Of the lines below, count those containing the word "text". Reply with the number alone.

Data provided:

—————

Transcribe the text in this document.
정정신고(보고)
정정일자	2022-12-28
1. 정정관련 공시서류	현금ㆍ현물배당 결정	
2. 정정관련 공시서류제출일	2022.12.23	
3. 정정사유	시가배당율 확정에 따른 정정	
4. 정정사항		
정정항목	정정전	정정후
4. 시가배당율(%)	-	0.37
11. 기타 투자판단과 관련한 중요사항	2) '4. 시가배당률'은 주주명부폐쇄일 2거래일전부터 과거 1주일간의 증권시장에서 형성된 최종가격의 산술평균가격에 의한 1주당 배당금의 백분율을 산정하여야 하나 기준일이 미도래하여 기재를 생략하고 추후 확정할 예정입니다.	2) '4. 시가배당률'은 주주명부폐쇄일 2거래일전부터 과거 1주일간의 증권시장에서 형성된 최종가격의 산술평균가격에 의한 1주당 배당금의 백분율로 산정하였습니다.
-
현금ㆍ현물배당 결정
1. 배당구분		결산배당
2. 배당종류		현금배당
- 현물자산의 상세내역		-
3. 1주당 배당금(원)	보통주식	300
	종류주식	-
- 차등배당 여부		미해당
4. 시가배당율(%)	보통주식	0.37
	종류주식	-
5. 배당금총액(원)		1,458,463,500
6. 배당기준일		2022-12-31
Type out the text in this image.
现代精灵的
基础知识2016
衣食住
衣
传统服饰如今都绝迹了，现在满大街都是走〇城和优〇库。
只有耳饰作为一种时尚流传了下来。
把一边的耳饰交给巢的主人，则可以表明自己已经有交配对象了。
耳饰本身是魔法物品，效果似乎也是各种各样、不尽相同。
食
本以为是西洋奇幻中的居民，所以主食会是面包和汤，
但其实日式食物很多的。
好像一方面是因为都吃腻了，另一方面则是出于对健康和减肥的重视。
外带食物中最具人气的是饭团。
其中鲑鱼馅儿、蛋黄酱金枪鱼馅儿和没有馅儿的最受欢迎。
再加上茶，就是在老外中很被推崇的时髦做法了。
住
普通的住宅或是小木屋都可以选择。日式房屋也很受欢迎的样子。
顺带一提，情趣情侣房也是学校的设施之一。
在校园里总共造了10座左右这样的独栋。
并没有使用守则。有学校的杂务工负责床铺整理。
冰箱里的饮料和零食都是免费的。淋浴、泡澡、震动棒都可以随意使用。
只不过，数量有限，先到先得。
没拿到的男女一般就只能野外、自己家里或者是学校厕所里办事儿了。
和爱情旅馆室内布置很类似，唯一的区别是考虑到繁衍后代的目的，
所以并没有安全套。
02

—————

Task solution:
2